**Task brief:**
Report all lines holding "Photometric".
>> begin Dataset content
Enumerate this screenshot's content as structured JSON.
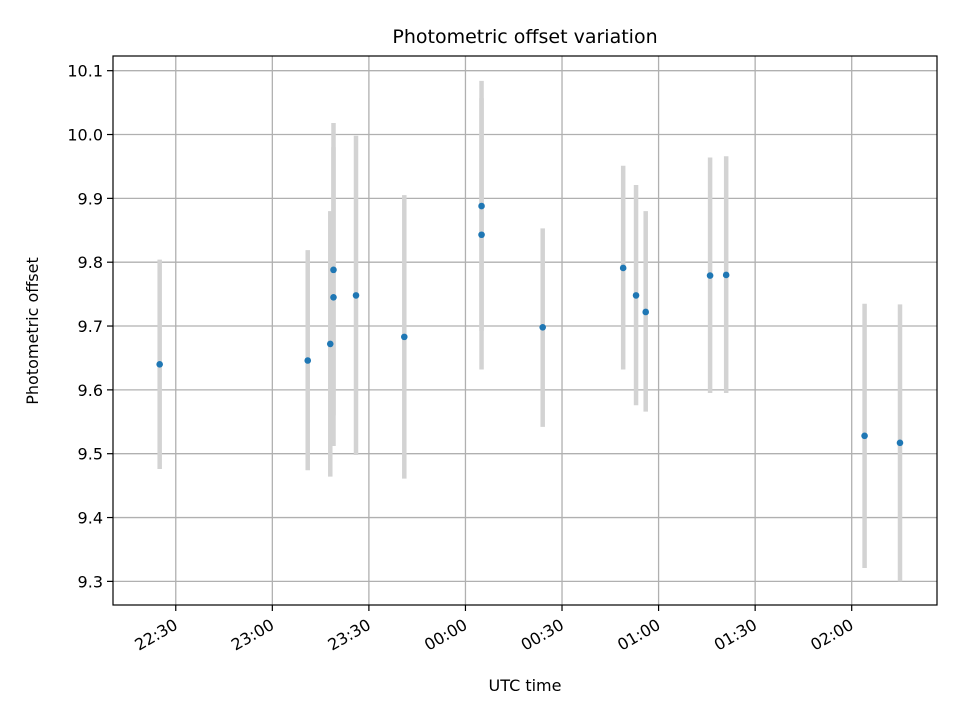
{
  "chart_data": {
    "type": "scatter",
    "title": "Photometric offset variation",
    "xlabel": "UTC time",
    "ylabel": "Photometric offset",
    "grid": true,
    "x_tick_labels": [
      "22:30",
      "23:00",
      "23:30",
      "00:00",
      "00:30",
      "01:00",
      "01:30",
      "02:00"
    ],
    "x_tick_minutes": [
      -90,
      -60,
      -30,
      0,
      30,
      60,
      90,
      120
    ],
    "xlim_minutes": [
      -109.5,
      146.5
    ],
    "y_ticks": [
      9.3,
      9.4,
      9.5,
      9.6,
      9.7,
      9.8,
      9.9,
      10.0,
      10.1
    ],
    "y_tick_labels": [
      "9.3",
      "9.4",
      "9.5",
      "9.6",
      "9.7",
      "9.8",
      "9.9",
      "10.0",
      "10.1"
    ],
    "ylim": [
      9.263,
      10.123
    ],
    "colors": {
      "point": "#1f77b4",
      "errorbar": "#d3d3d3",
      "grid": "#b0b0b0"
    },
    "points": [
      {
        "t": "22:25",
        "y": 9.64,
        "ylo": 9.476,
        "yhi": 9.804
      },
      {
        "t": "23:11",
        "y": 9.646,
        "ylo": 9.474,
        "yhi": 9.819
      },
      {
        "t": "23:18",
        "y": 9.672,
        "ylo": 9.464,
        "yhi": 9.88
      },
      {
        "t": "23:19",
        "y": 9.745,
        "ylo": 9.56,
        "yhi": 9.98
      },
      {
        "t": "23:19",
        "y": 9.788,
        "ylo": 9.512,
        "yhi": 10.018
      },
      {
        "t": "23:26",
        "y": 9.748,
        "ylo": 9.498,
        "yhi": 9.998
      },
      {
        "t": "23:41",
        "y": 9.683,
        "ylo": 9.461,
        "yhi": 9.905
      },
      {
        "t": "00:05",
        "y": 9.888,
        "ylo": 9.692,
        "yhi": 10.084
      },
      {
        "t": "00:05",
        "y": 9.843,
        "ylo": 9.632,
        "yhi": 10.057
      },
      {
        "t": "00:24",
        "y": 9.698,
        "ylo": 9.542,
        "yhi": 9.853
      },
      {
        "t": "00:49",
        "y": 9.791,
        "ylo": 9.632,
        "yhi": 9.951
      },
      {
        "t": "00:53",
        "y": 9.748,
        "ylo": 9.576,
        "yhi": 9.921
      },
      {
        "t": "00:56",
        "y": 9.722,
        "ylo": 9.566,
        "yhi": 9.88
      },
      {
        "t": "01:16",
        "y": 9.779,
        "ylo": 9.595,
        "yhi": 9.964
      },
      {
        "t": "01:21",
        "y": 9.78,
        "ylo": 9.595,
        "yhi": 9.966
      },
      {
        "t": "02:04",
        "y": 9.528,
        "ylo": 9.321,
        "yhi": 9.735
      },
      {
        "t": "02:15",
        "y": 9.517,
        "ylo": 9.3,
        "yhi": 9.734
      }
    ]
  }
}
>> end Dataset content
**Finished exercise:**
    "title": "Photometric offset variation",
    "ylabel": "Photometric offset",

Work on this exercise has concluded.